GOAL: Extract the lines that hold the string "Юкаменский".

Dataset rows

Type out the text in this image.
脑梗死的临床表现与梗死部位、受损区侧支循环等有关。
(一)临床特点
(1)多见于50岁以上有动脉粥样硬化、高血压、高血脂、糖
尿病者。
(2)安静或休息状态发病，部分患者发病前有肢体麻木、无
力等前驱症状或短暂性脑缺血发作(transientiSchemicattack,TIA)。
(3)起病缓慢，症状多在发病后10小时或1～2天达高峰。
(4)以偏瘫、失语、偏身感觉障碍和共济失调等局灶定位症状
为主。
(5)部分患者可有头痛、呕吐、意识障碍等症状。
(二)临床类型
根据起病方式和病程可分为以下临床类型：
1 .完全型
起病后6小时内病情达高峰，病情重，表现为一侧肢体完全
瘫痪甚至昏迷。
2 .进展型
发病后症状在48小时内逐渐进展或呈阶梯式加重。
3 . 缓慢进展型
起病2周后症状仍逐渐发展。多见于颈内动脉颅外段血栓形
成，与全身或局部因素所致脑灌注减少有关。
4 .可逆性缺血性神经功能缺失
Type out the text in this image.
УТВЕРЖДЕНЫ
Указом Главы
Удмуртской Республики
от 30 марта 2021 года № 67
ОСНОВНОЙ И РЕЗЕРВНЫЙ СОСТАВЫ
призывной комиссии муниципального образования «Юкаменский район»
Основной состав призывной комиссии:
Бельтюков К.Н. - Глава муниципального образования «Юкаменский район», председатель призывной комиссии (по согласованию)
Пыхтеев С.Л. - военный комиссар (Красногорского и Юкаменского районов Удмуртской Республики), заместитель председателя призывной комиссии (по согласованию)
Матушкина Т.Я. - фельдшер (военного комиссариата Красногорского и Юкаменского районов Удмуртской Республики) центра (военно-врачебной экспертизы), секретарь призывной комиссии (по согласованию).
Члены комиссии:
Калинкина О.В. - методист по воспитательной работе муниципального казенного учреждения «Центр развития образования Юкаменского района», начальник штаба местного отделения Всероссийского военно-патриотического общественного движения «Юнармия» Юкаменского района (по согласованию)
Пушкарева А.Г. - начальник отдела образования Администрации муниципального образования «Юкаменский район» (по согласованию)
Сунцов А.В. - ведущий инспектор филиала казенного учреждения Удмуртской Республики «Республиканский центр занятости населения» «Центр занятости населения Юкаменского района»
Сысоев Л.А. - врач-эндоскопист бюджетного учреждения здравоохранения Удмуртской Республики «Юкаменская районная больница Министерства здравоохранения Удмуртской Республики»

FULL SOLUTION:
призывной комиссии муниципального образования «Юкаменский район»
Бельтюков К.Н. - Глава муниципального образования «Юкаменский район», председатель призывной комиссии (по согласованию)
Пушкарева А.Г. - начальник отдела образования Администрации муниципального образования «Юкаменский район» (по согласованию)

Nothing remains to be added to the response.